▶ _REQUEST A_: Copy out everything in the entries from the line that contains "x-tick-label: 4.5 <box>618" down through the line that contains "data-point-series-0 <box>549 577", including both of those lines, without altering a character.

▶ _TEXT SHOWN_:
══════
Too Many Strong Candidates Are Running for President

Terry H. Schwadron

In my political dreams, I had thought that Americans might be so angry and disappointed in the silence of Senate Republicans about the most outlandishness of the Trump White House that good candidates would step up to take on the Senate.

Instead, most of those we’ve thought of as strong statewide candidates have opted to run for president instead. By doing so, we are likely now to miss the chance to reset the Senate politically.

In Georgia, Stacey Abrams would have made a formidable candidate to challenge Sen. David Purdue. In Texas, Beto O’Rourke could have built on his strong challenge to Sen. Ted Cruz to run against Sen. John Cornyn, or Julian Castro could have emerged as the Democratic challenger. In Colorado, former Gov. John Hoopenlooper could have run for Senate against Sen. Cory Gardner. Montana Gov. Steve Bullock will also launch a presidential run rather than oppose Republican Sen. Steve Daines.

The decisions by candidates in key states to choose presidential bids over Senate races have given many Democratic voters and operatives anxiety.

All would be substantial voices in a Senate, particularly if their elections collectively might turn the majority of the legislative body for the Democrats.

Likewise, Democrats are still scrambling for good candidates in Montana, Iowa and North Carolina. In Arizona, Mark Kelly, husband of Gabby Giffords and a popular national figure, has said he would challenge the first-term Sen. Martha McSally, but in general, most of the big names have opted to run for president or to lead national issues.

Thirty-Four Seats

In all, 34 Senate seats are up for re-election, though clearly, the orientation of the Senate will focus on perhaps six or eight states. Of course, none of this is accounting for the flow of news. Should the conflicts with Iran, North Korea, Venezuela or China balloon into more conflict, should Afghanistan turn yet more bloody, what passes for election clearly will change; so, too, with whatever happens if House Democrats move to impeach Trump or others in the administration. But this accounting is about numbers and the choice of many prominent Democrats to forgo the Senate.

As Jim Newell argued in Slate magazine, “A new high-profile Democrat seems to decide just about every day that serving in the Senate is a crappy proposition.”

That may be, but a replay of the Obama years in which even with a Democratic president, Mitch McConnell decides whether a nominated Supreme Court justice can be presented for confirmation, seems nuts.

Indeed, there are now seven Democrats in the current Senate running for president, nearly all of them trailing badly behind Joe Biden and Bernie Sanders.
══════
▶ _EXTRACTED INFORMATION_:
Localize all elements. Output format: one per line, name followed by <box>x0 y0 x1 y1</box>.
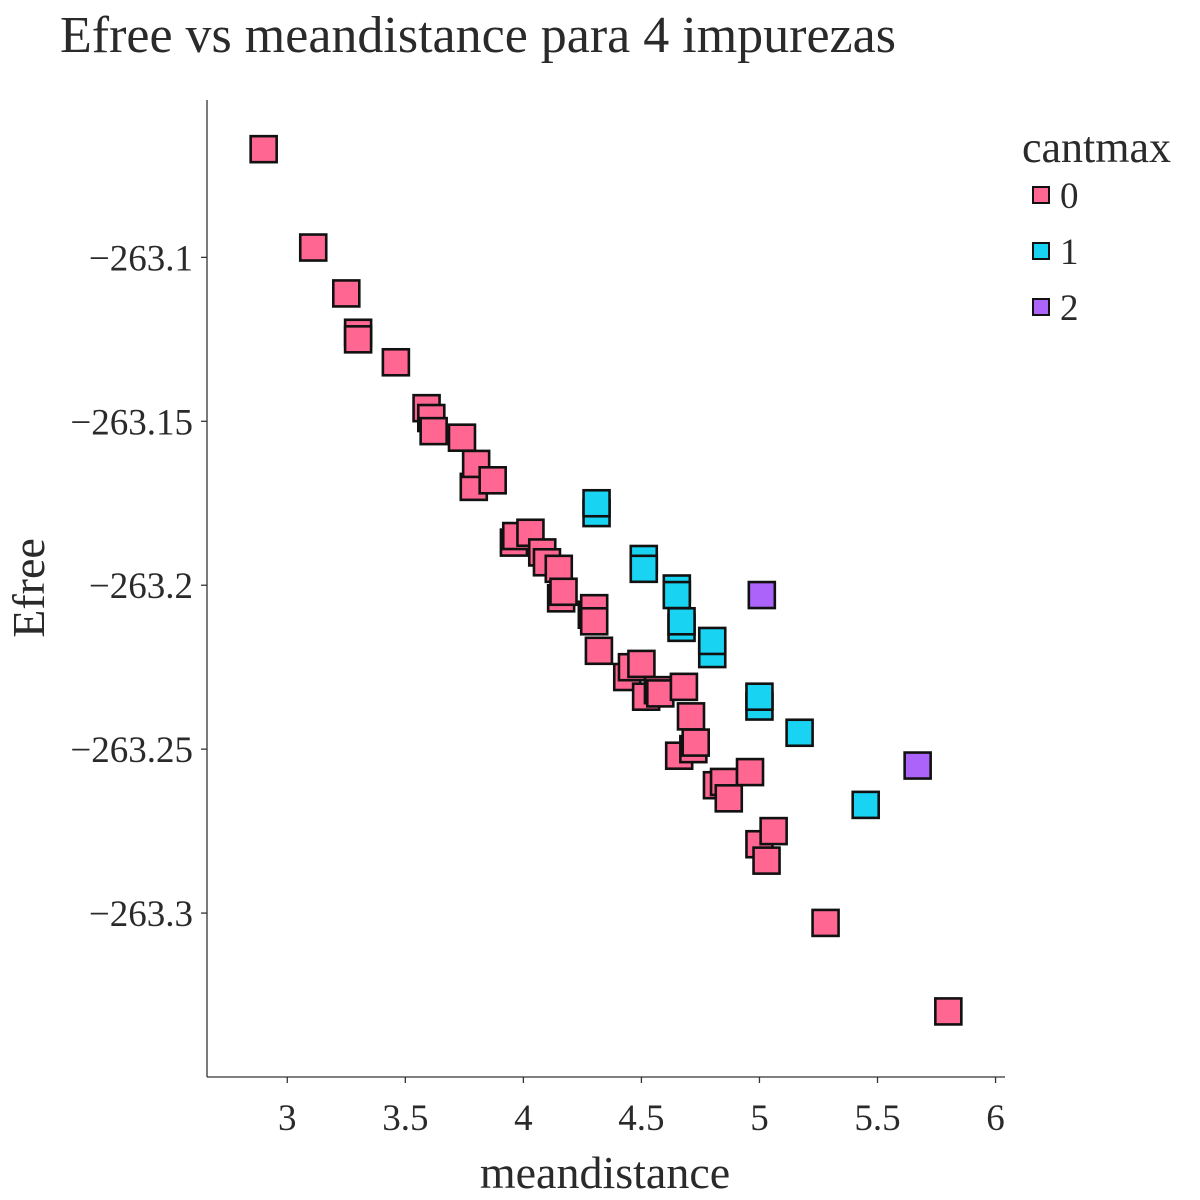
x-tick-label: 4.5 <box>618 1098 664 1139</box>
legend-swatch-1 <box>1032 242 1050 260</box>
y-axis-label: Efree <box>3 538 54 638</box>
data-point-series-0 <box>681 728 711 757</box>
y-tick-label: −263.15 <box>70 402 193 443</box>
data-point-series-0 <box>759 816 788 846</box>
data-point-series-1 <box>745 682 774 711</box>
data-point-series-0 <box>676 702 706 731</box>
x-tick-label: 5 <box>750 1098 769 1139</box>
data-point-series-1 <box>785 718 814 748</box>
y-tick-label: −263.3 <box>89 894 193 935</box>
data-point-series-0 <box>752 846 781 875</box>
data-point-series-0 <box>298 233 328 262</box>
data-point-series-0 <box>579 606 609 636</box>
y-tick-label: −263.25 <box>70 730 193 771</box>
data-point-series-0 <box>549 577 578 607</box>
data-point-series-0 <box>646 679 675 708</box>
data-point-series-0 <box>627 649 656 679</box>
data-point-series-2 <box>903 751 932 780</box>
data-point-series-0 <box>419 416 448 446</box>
══════
▶ _REQUEST B_: Carry on the piece about Democrats running for president instead of the Senate, starting right after its final sentence.

▶ _EXERCISE OUTPUT A_:
x-tick-label: 4.5 <box>618 1098 664 1139</box>
legend-swatch-1 <box>1032 242 1050 260</box>
y-axis-label: Efree <box>3 538 54 638</box>
data-point-series-0 <box>681 728 711 757</box>
y-tick-label: −263.15 <box>70 402 193 443</box>
data-point-series-0 <box>759 816 788 846</box>
data-point-series-1 <box>745 682 774 711</box>
data-point-series-0 <box>676 702 706 731</box>
x-tick-label: 5 <box>750 1098 769 1139</box>
data-point-series-1 <box>785 718 814 748</box>
y-tick-label: −263.3 <box>89 894 193 935</box>
data-point-series-0 <box>752 846 781 875</box>
data-point-series-0 <box>298 233 328 262</box>
data-point-series-0 <box>579 606 609 636</box>
y-tick-label: −263.25 <box>70 730 193 771</box>
data-point-series-0 <box>549 577 578 607</box>

▶ _EXERCISE OUTPUT B_:
Though it is early, the decisions by candidates in key states to choose presidential bids over Senate races have given many Democratic voters and operatives anxiety. There is time, if these presidential campaigns go nowhere for several of the 22 Democratic candidates, to enter the Senate races in their states.

It is possible, of course, that if the presidential campaigns or intentions of those bigger names never catch fire, their eyes will return to the statewide Senate contests.

In Colorado, where there are a number of announced candidates, Gardner is considered vulnerable because the state has become increasingly Democratic. Susan Collins in Maine is also seen as challengeable because of her support for Trump’s Supreme Court nominees. Arizona, Kelly’s campaign will prove a national bellwether because McSally was appointed to the Senate after John McCain died six months ago.

Still, Democrats need to pick up a minimum of four seats to have a shot at the majority. I’m sure we’ll be seeing the usual blizzard of polling in the available states later this year.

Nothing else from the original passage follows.